• _To do_
Give the material once more, word for word, without any images.

(Saved entries)

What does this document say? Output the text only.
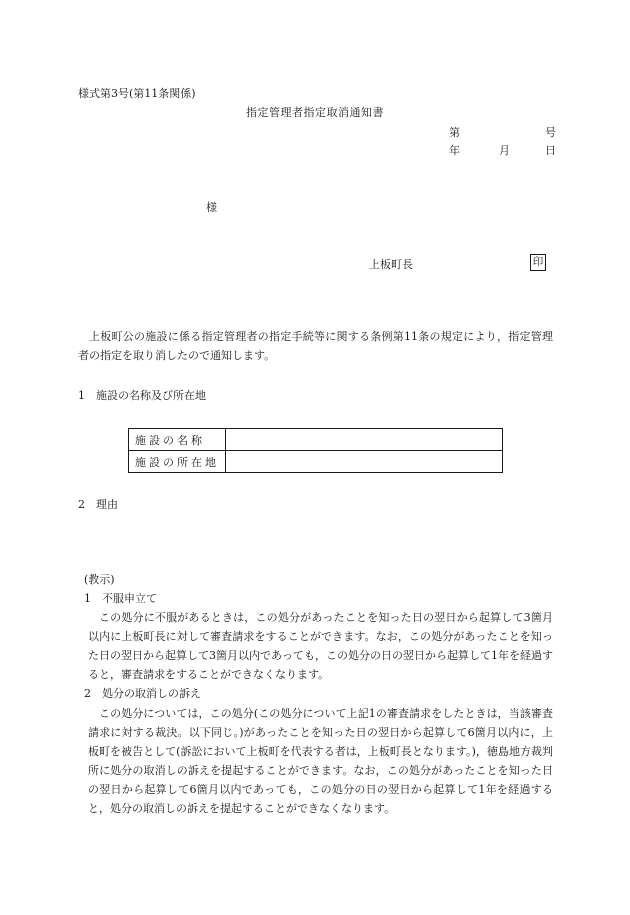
様式第3号(第11条関係)
指定管理者指定取消通知書
第	号
年	月	日
様
上板町長	印
上板町公の施設に係る指定管理者の指定手続等に関する条例第11条の規定により，指定管理者の指定を取り消したので通知します。
1　施設の名称及び所在地
施設の名称	
施設の所在地	
2　理由
(教示)
1　不服申立て
この処分に不服があるときは，この処分があったことを知った日の翌日から起算して3箇月以内に上板町長に対して審査請求をすることができます。なお，この処分があったことを知った日の翌日から起算して3箇月以内であっても，この処分の日の翌日から起算して1年を経過すると，審査請求をすることができなくなります。
2　処分の取消しの訴え
この処分については，この処分(この処分について上記1の審査請求をしたときは，当該審査請求に対する裁決。以下同じ。)があったことを知った日の翌日から起算して6箇月以内に，上板町を被告として(訴訟において上板町を代表する者は，上板町長となります。)，徳島地方裁判所に処分の取消しの訴えを提起することができます。なお，この処分があったことを知った日の翌日から起算して6箇月以内であっても，この処分の日の翌日から起算して1年を経過すると，処分の取消しの訴えを提起することができなくなります。
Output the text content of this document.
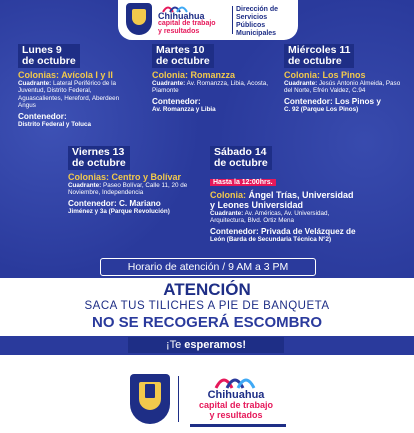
Chihuahua
capital de trabajo
y resultados
Dirección de
Servicios Públicos
Municipales
Lunes 9
de octubre
Colonias: Avícola I y II
Cuadrante: Lateral Periférico de la Juventud, Distrito Federal, Aguascalientes, Hereford, Aberdeen Angus
Contenedor:
Distrito Federal y Toluca
Martes 10
de octubre
Colonia: Romanzza
Cuadrante: Av. Romanzza, Libia, Acosta, Piamonte
Contenedor:
Av. Romanzza y Libia
Miércoles 11
de octubre
Colonia: Los Pinos
Cuadrante: Jesús Antonio Almeida, Paso del Norte, Efrén Valdez, C.94
Contenedor: Los Pinos y
C. 92 (Parque Los Pinos)
Viernes 13
de octubre
Colonias: Centro y Bolívar
Cuadrante: Paseo Bolívar, Calle 11, 20 de Noviembre, Independencia
Contenedor: C. Mariano
Jiménez y 3a (Parque Revolución)
Sábado 14
de octubre
Hasta la 12:00hrs.
Colonia: Ángel Trías, Universidad y Leones Universidad
Cuadrante: Av. Américas, Av. Universidad, Arquitectura, Blvd. Ortiz Mena
Contenedor: Privada de Velázquez de
León (Barda de Secundaria Técnica N°2)
Horario de atención / 9 AM a 3 PM
ATENCIÓN
SACA TUS TILICHES A PIE DE BANQUETA
NO SE RECOGERÁ ESCOMBRO
¡Te esperamos!
Chihuahua
capital de trabajo
y resultados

• _The result_
What does this document say? Output the text only.
様式第3号(第11条関係)
指定管理者指定取消通知書
第	号
年	月	日
様
上板町長	印
上板町公の施設に係る指定管理者の指定手続等に関する条例第11条の規定により，指定管理者の指定を取り消したので通知します。
1　施設の名称及び所在地
施設の名称	
施設の所在地	
2　理由
(教示)
1　不服申立て
この処分に不服があるときは，この処分があったことを知った日の翌日から起算して3箇月以内に上板町長に対して審査請求をすることができます。なお，この処分があったことを知った日の翌日から起算して3箇月以内であっても，この処分の日の翌日から起算して1年を経過すると，審査請求をすることができなくなります。
2　処分の取消しの訴え
この処分については，この処分(この処分について上記1の審査請求をしたときは，当該審査請求に対する裁決。以下同じ。)があったことを知った日の翌日から起算して6箇月以内に，上板町を被告として(訴訟において上板町を代表する者は，上板町長となります。)，徳島地方裁判所に処分の取消しの訴えを提起することができます。なお，この処分があったことを知った日の翌日から起算して6箇月以内であっても，この処分の日の翌日から起算して1年を経過すると，処分の取消しの訴えを提起することができなくなります。
Output the text content of this document.
Chihuahua
capital de trabajo
y resultados
Dirección de
Servicios Públicos
Municipales
Lunes 9
de octubre
Colonias: Avícola I y II
Cuadrante: Lateral Periférico de la Juventud, Distrito Federal, Aguascalientes, Hereford, Aberdeen Angus
Contenedor:
Distrito Federal y Toluca
Martes 10
de octubre
Colonia: Romanzza
Cuadrante: Av. Romanzza, Libia, Acosta, Piamonte
Contenedor:
Av. Romanzza y Libia
Miércoles 11
de octubre
Colonia: Los Pinos
Cuadrante: Jesús Antonio Almeida, Paso del Norte, Efrén Valdez, C.94
Contenedor: Los Pinos y
C. 92 (Parque Los Pinos)
Viernes 13
de octubre
Colonias: Centro y Bolívar
Cuadrante: Paseo Bolívar, Calle 11, 20 de Noviembre, Independencia
Contenedor: C. Mariano
Jiménez y 3a (Parque Revolución)
Sábado 14
de octubre
Hasta la 12:00hrs.
Colonia: Ángel Trías, Universidad y Leones Universidad
Cuadrante: Av. Américas, Av. Universidad, Arquitectura, Blvd. Ortiz Mena
Contenedor: Privada de Velázquez de
León (Barda de Secundaria Técnica N°2)
Horario de atención / 9 AM a 3 PM
ATENCIÓN
SACA TUS TILICHES A PIE DE BANQUETA
NO SE RECOGERÁ ESCOMBRO
¡Te esperamos!
Chihuahua
capital de trabajo
y resultados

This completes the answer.